Write out the whole listing, matching it exactly.

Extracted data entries
+--

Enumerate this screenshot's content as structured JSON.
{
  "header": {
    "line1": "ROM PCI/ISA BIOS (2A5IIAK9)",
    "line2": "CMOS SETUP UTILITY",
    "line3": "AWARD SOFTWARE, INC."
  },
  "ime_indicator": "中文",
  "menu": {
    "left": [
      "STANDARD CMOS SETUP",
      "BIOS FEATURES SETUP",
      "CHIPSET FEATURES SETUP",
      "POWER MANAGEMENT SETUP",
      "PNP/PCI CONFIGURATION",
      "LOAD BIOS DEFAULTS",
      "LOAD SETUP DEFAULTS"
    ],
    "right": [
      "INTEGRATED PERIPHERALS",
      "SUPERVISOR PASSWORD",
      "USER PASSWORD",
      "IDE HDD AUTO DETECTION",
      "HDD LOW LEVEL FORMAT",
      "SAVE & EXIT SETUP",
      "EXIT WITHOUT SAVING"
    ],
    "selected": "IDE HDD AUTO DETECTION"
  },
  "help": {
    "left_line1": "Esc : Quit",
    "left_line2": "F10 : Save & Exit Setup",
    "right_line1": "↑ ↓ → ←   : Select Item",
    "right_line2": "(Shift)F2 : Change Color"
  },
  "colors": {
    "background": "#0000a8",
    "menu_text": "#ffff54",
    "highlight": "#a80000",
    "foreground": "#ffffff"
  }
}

+--

_The completed task_
Enumerate this screenshot's content as structured JSON.
{
  "header": {
    "line1": "ROM PCI/ISA BIOS (2A5IIAK9)",
    "line2": "CMOS SETUP UTILITY",
    "line3": "AWARD SOFTWARE, INC."
  },
  "ime_indicator": "中文",
  "menu": {
    "left": [
      "STANDARD CMOS SETUP",
      "BIOS FEATURES SETUP",
      "CHIPSET FEATURES SETUP",
      "POWER MANAGEMENT SETUP",
      "PNP/PCI CONFIGURATION",
      "LOAD BIOS DEFAULTS",
      "LOAD SETUP DEFAULTS"
    ],
    "right": [
      "INTEGRATED PERIPHERALS",
      "SUPERVISOR PASSWORD",
      "USER PASSWORD",
      "IDE HDD AUTO DETECTION",
      "HDD LOW LEVEL FORMAT",
      "SAVE & EXIT SETUP",
      "EXIT WITHOUT SAVING"
    ],
    "selected": "IDE HDD AUTO DETECTION"
  },
  "help": {
    "left_line1": "Esc : Quit",
    "left_line2": "F10 : Save & Exit Setup",
    "right_line1": "↑ ↓ → ←   : Select Item",
    "right_line2": "(Shift)F2 : Change Color"
  },
  "colors": {
    "background": "#0000a8",
    "menu_text": "#ffff54",
    "highlight": "#a80000",
    "foreground": "#ffffff"
  }
}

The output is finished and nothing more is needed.